* [What is required]:
In the material below, edit the lines from the one containing "note-paragraph xyxy=(200,952,1429,1031)" through the one containing "list-item xyxy=(200,1759,1429,1955)" by changing "bullet-icon" to "bullet-dot" and leaving everything else as is. Give back only those lines.

* [Dataset records]:

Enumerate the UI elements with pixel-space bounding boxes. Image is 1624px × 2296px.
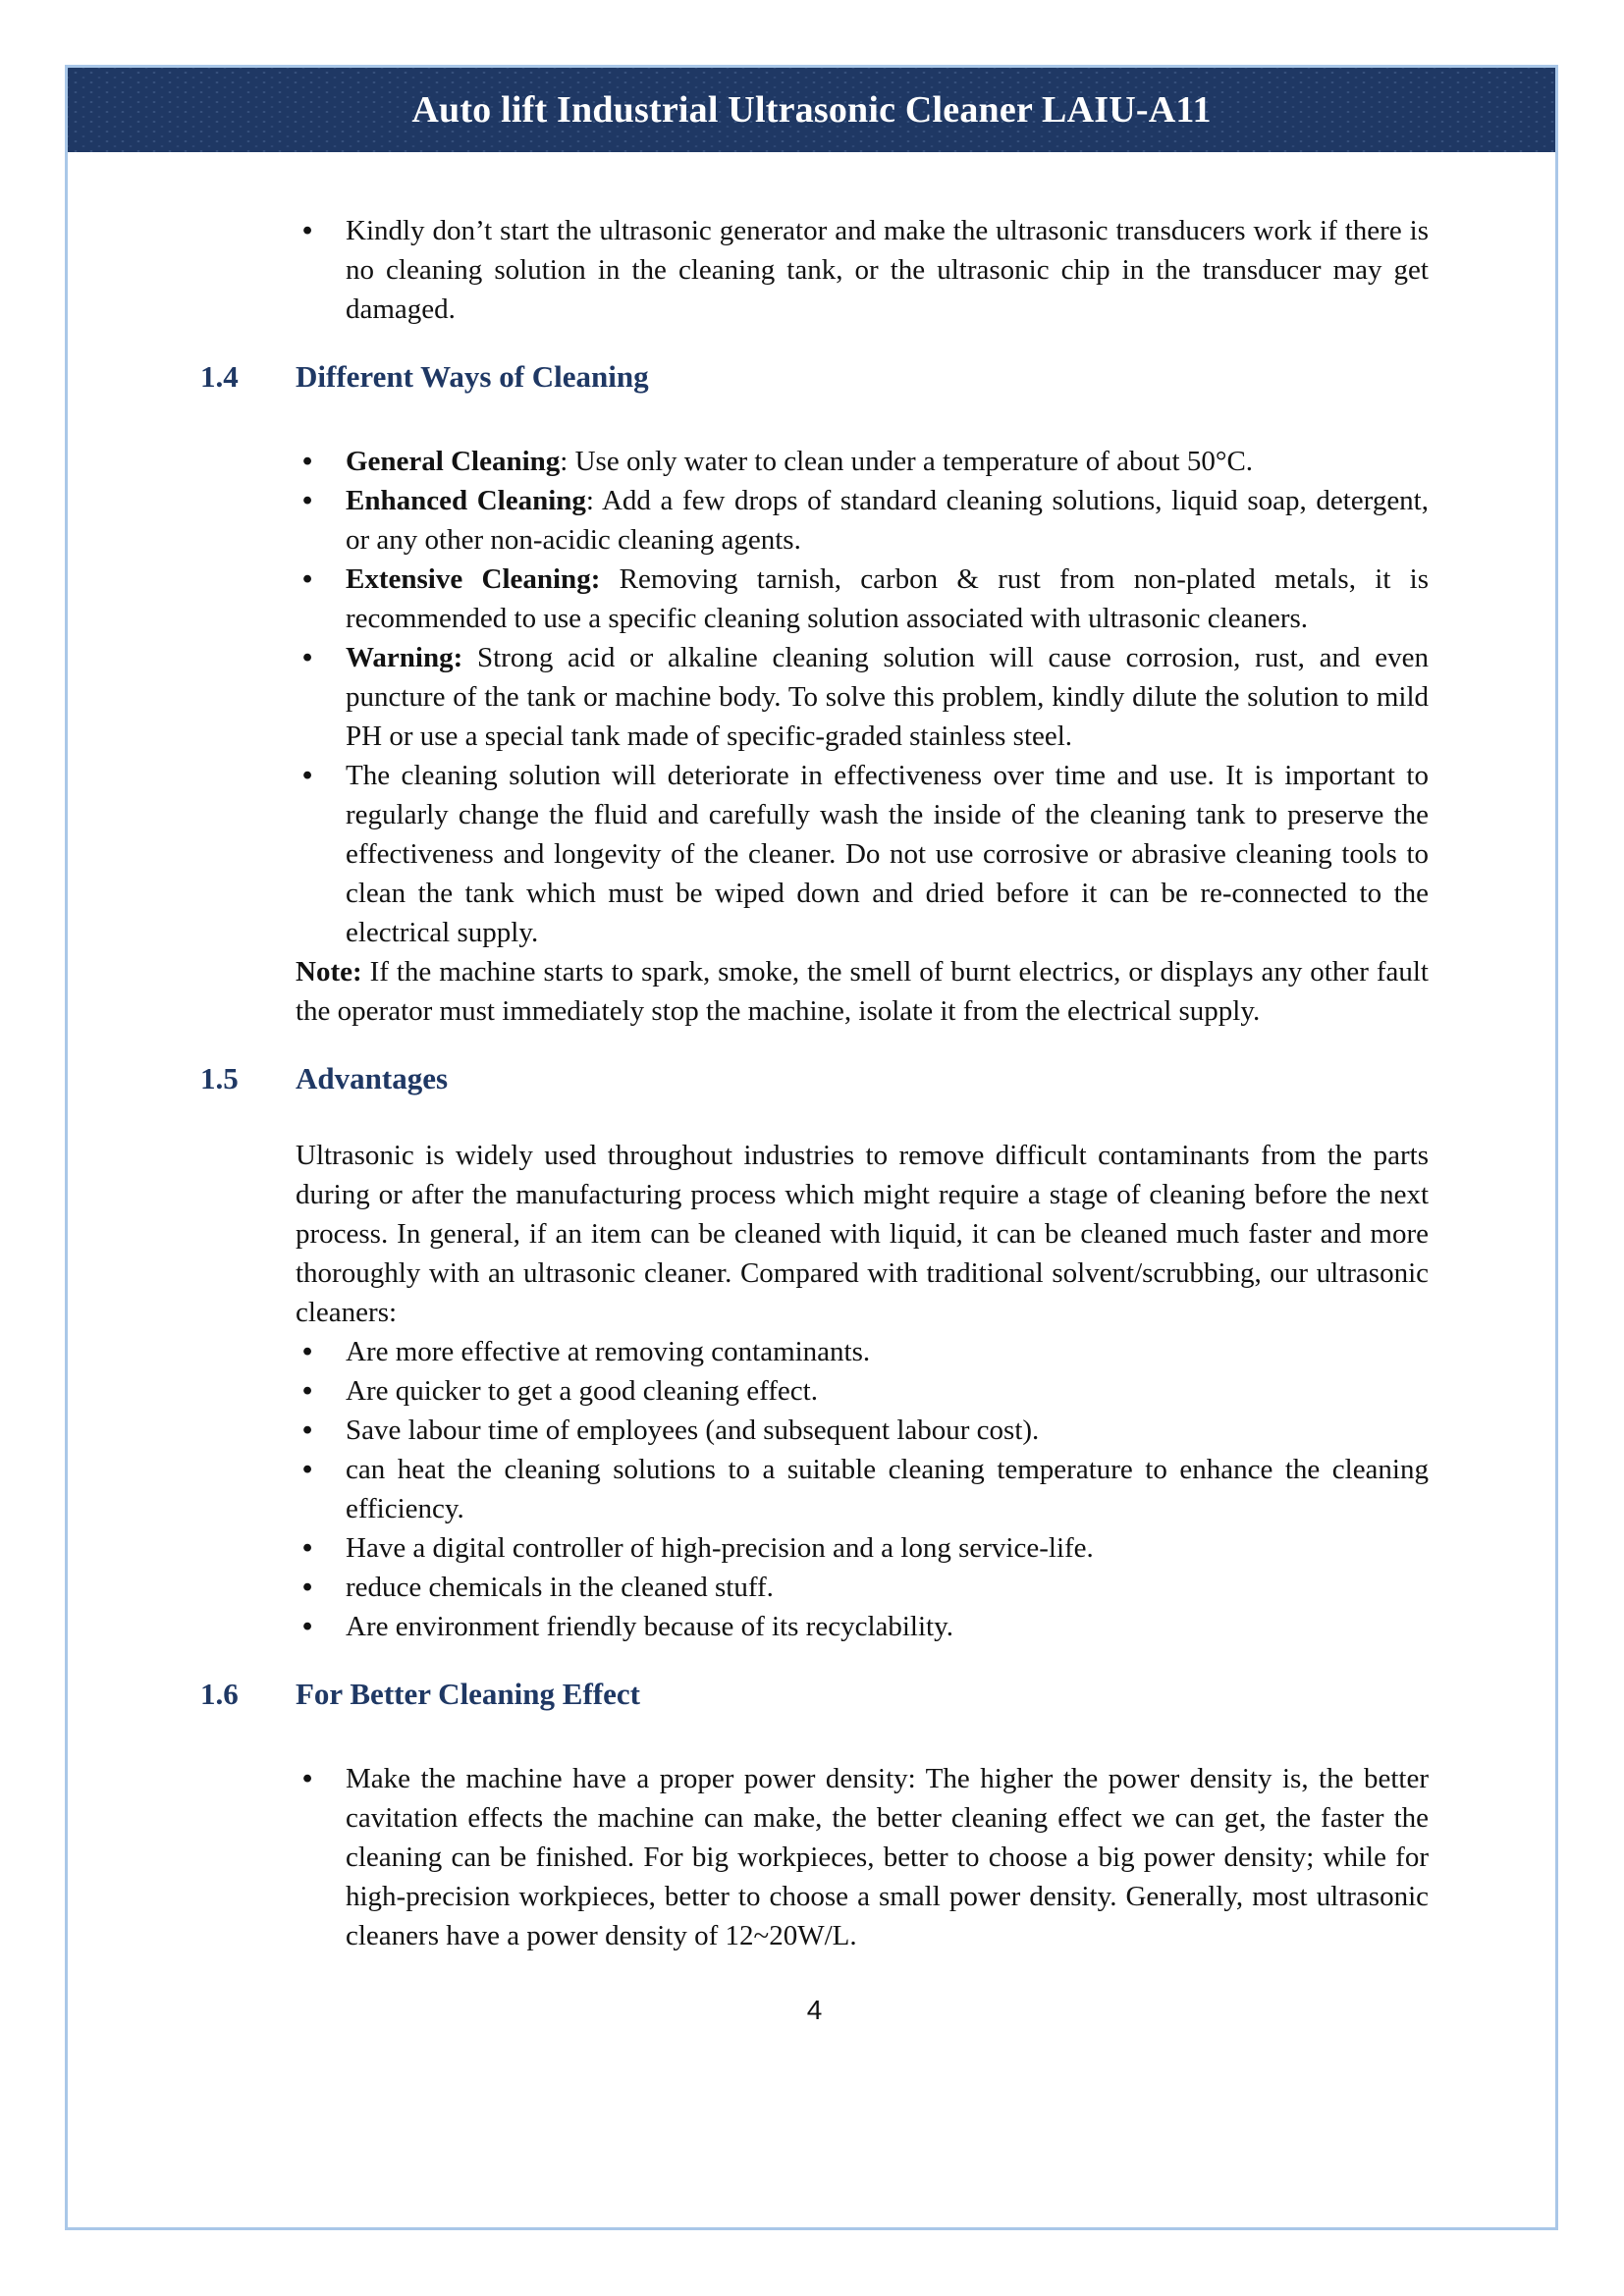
note-paragraph xyxy=(200,952,1429,1031)
section-1-5 xyxy=(200,1058,1429,1646)
list-item-text: : Use only water to clean under a temperature of about 50°C. xyxy=(560,446,1254,477)
section-paragraph: Ultrasonic is widely used throughout industries to remove difficult contaminants from the parts during or after the manufacturing process which might require a stage of cleaning before the next process. In general, if an item can be cleaned with liquid, it can be cleaned much faster and more thoroughly with an ultrasonic cleaner. Compared with traditional solvent/scrubbing, our ultrasonic cleaners: xyxy=(296,1140,1429,1328)
page-frame xyxy=(65,65,1558,2230)
list-item-text: : Add a few drops of standard cleaning solutions, liquid soap, detergent, or any other non-acidic cleaning agents. xyxy=(346,485,1429,556)
bullet-icon xyxy=(302,1759,312,1798)
section-number: 1.5 xyxy=(200,1061,239,1095)
note-text: If the machine starts to spark, smoke, the smell of burnt electrics, or displays any other fault the operator must immediately stop the machine, isolate it from the electrical supply. xyxy=(296,956,1429,1027)
section-title: Different Ways of Cleaning xyxy=(296,359,649,394)
page-content xyxy=(68,152,1555,2030)
bullet-icon xyxy=(302,1450,312,1489)
list-item xyxy=(200,1759,1429,1955)
list-item-bold: Enhanced Cleaning xyxy=(346,485,586,516)
list-item xyxy=(200,1528,1429,1568)
list-item-bold: General Cleaning xyxy=(346,446,561,477)
list-item xyxy=(200,481,1429,560)
section-title: For Better Cleaning Effect xyxy=(296,1677,640,1711)
bullet-icon xyxy=(302,1411,312,1450)
list-item-bold: Extensive Cleaning: xyxy=(346,563,601,595)
section-heading xyxy=(200,356,1429,397)
bullet-icon xyxy=(302,1528,312,1568)
list-item-text: Strong acid or alkaline cleaning solution will cause corrosion, rust, and even puncture of the tank or machine body. To solve this problem, kindly dilute the solution to mild PH or use a special tank made of specific-graded stainless steel. xyxy=(346,642,1429,752)
section-heading xyxy=(200,1674,1429,1714)
bullet-icon xyxy=(302,1371,312,1411)
section-bullet-list xyxy=(200,1332,1429,1646)
list-item xyxy=(200,1332,1429,1371)
bullet-icon xyxy=(302,481,312,520)
header-banner xyxy=(68,68,1555,152)
list-item-bold: Warning: xyxy=(346,642,463,673)
list-item xyxy=(200,560,1429,638)
page-number: 4 xyxy=(806,1995,823,2025)
bullet-icon xyxy=(302,211,312,250)
bullet-icon xyxy=(302,1607,312,1646)
section-heading xyxy=(200,1058,1429,1098)
list-item xyxy=(200,756,1429,952)
list-item-text: Save labour time of employees (and subsequent labour cost). xyxy=(346,1415,1040,1446)
list-item xyxy=(200,211,1429,329)
section-1-4 xyxy=(200,356,1429,1031)
list-item xyxy=(200,1450,1429,1528)
list-item xyxy=(200,1607,1429,1646)
section-number: 1.6 xyxy=(200,1677,239,1711)
list-item-text: Are quicker to get a good cleaning effect. xyxy=(346,1375,818,1407)
list-item-text: reduce chemicals in the cleaned stuff. xyxy=(346,1572,774,1603)
section-number: 1.4 xyxy=(200,359,239,394)
page-title: Auto lift Industrial Ultrasonic Cleaner LAIU-A11 xyxy=(411,89,1212,131)
list-item xyxy=(200,442,1429,481)
list-item xyxy=(200,1371,1429,1411)
section-bullet-list xyxy=(200,1759,1429,1955)
bullet-icon xyxy=(302,638,312,677)
list-item xyxy=(200,1411,1429,1450)
list-item-text: can heat the cleaning solutions to a suitable cleaning temperature to enhance the cleaning efficiency. xyxy=(346,1454,1429,1524)
list-item-text: The cleaning solution will deteriorate in effectiveness over time and use. It is important to regularly change the fluid and carefully wash the inside of the cleaning tank to preserve the effectiveness and longevity of the cleaner. Do not use corrosive or abrasive cleaning tools to clean the tank which must be wiped down and dried before it can be re-connected to the electrical supply. xyxy=(346,760,1429,948)
section-bullet-list xyxy=(200,442,1429,952)
list-item-text: Are more effective at removing contaminants. xyxy=(346,1336,871,1367)
note-label: Note: xyxy=(296,956,362,988)
list-item xyxy=(200,1568,1429,1607)
list-item-text: Have a digital controller of high-precision and a long service-life. xyxy=(346,1532,1094,1564)
intro-bullet-list xyxy=(200,211,1429,329)
bullet-icon xyxy=(302,1568,312,1607)
section-1-6 xyxy=(200,1674,1429,1955)
section-title: Advantages xyxy=(296,1061,449,1095)
list-item-text: Removing tarnish, carbon & rust from non-plated metals, it is recommended to use a specific cleaning solution associated with ultrasonic cleaners. xyxy=(346,563,1430,634)
bullet-icon xyxy=(302,756,312,795)
bullet-icon xyxy=(302,560,312,599)
list-item-text: Are environment friendly because of its recyclability. xyxy=(346,1611,953,1642)
bullet-icon xyxy=(302,1332,312,1371)
list-item-text: Make the machine have a proper power density: The higher the power density is, the better cavitation effects the machine can make, the better cleaning effect we can get, the faster the cleaning can be finished. For big workpieces, better to choose a big power density; while for high-precision workpieces, better to choose a small power density. Generally, most ultrasonic cleaners have a power density of 12~20W/L. xyxy=(346,1763,1429,1951)
bullet-icon xyxy=(302,442,312,481)
list-item xyxy=(200,638,1429,756)
list-item-text: Kindly don’t start the ultrasonic generator and make the ultrasonic transducers work if there is no cleaning solution in the cleaning tank, or the ultrasonic chip in the transducer may get damaged. xyxy=(346,215,1429,325)
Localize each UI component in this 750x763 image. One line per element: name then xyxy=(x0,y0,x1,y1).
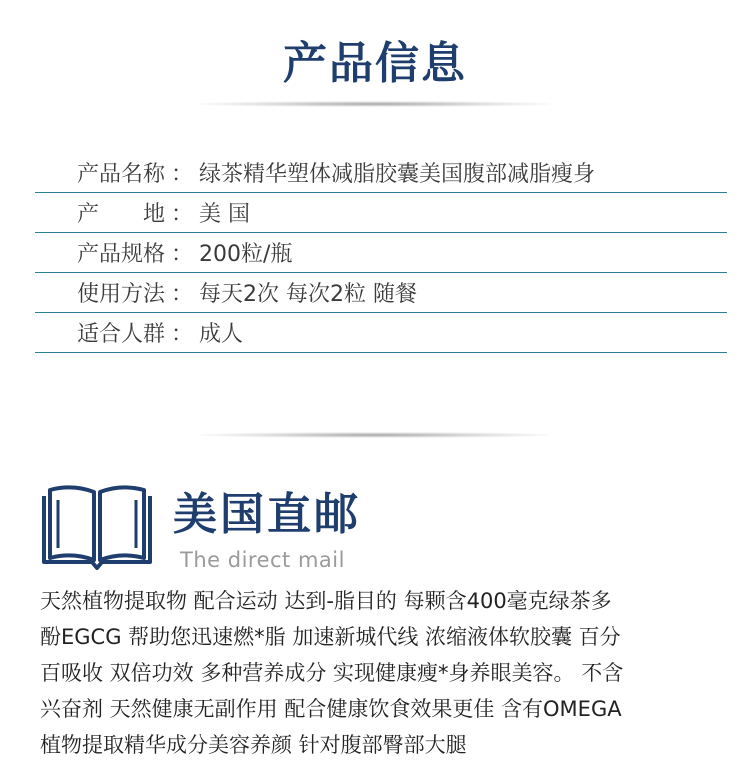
product-info-title: 产品信息 xyxy=(283,38,467,89)
info-row-name xyxy=(35,153,727,193)
description-line: 兴奋剂 天然健康无副作用 配合健康饮食效果更佳 含有OMEGA xyxy=(40,697,622,721)
product-description xyxy=(40,583,730,763)
info-row-audience xyxy=(35,313,727,353)
description-line: 植物提取精华成分美容养颜 针对腹部臀部大腿 xyxy=(40,733,467,757)
info-row-usage xyxy=(35,273,727,313)
info-value: 成人 xyxy=(199,322,244,347)
info-separator: ： xyxy=(171,202,194,227)
info-label: 适合人群 xyxy=(77,322,166,347)
info-value: 绿茶精华塑体减脂胶囊美国腹部减脂瘦身 xyxy=(199,162,596,187)
open-book-icon xyxy=(40,482,154,570)
info-value: 美 国 xyxy=(199,202,251,227)
direct-mail-title: 美国直邮 xyxy=(173,489,361,540)
info-label: 使用方法 xyxy=(77,282,166,307)
info-row-origin xyxy=(35,193,727,233)
description-line: 百吸收 双倍功效 多种营养成分 实现健康瘦*身养眼美容。 不含 xyxy=(40,661,624,685)
info-separator: ： xyxy=(171,162,194,187)
direct-mail-header xyxy=(40,482,720,577)
info-separator: ： xyxy=(171,322,194,347)
info-label: 产 地 xyxy=(77,202,166,227)
info-label: 产品名称 xyxy=(77,162,166,187)
info-value: 每天2次 每次2粒 随餐 xyxy=(199,282,418,307)
description-line: 酚EGCG 帮助您迅速燃*脂 加速新城代线 浓缩液体软胶囊 百分 xyxy=(40,625,621,649)
info-separator: ： xyxy=(171,282,194,307)
info-separator: ： xyxy=(171,242,194,267)
title-divider xyxy=(200,101,550,107)
info-row-spec xyxy=(35,233,727,273)
direct-mail-subtitle: The direct mail xyxy=(180,548,345,572)
description-line: 天然植物提取物 配合运动 达到-脂目的 每颗含400毫克绿茶多 xyxy=(40,589,612,613)
section-divider xyxy=(200,432,550,438)
info-value: 200粒/瓶 xyxy=(199,242,293,267)
info-label: 产品规格 xyxy=(77,242,166,267)
product-info-table xyxy=(35,153,727,353)
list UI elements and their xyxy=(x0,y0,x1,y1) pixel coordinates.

* [Result]:
note-paragraph xyxy=(200,952,1429,1031)
section-1-5 xyxy=(200,1058,1429,1646)
list-item-text: : Use only water to clean under a temperature of about 50°C. xyxy=(560,446,1254,477)
section-paragraph: Ultrasonic is widely used throughout industries to remove difficult contaminants from the parts during or after the manufacturing process which might require a stage of cleaning before the next process. In general, if an item can be cleaned with liquid, it can be cleaned much faster and more thoroughly with an ultrasonic cleaner. Compared with traditional solvent/scrubbing, our ultrasonic cleaners: xyxy=(296,1140,1429,1328)
page-frame xyxy=(65,65,1558,2230)
list-item-text: : Add a few drops of standard cleaning solutions, liquid soap, detergent, or any other non-acidic cleaning agents. xyxy=(346,485,1429,556)
bullet-dot xyxy=(302,1759,312,1798)
section-number: 1.5 xyxy=(200,1061,239,1095)
note-text: If the machine starts to spark, smoke, the smell of burnt electrics, or displays any other fault the operator must immediately stop the machine, isolate it from the electrical supply. xyxy=(296,956,1429,1027)
section-title: Different Ways of Cleaning xyxy=(296,359,649,394)
page-content xyxy=(68,152,1555,2030)
bullet-dot xyxy=(302,1450,312,1489)
list-item xyxy=(200,1759,1429,1955)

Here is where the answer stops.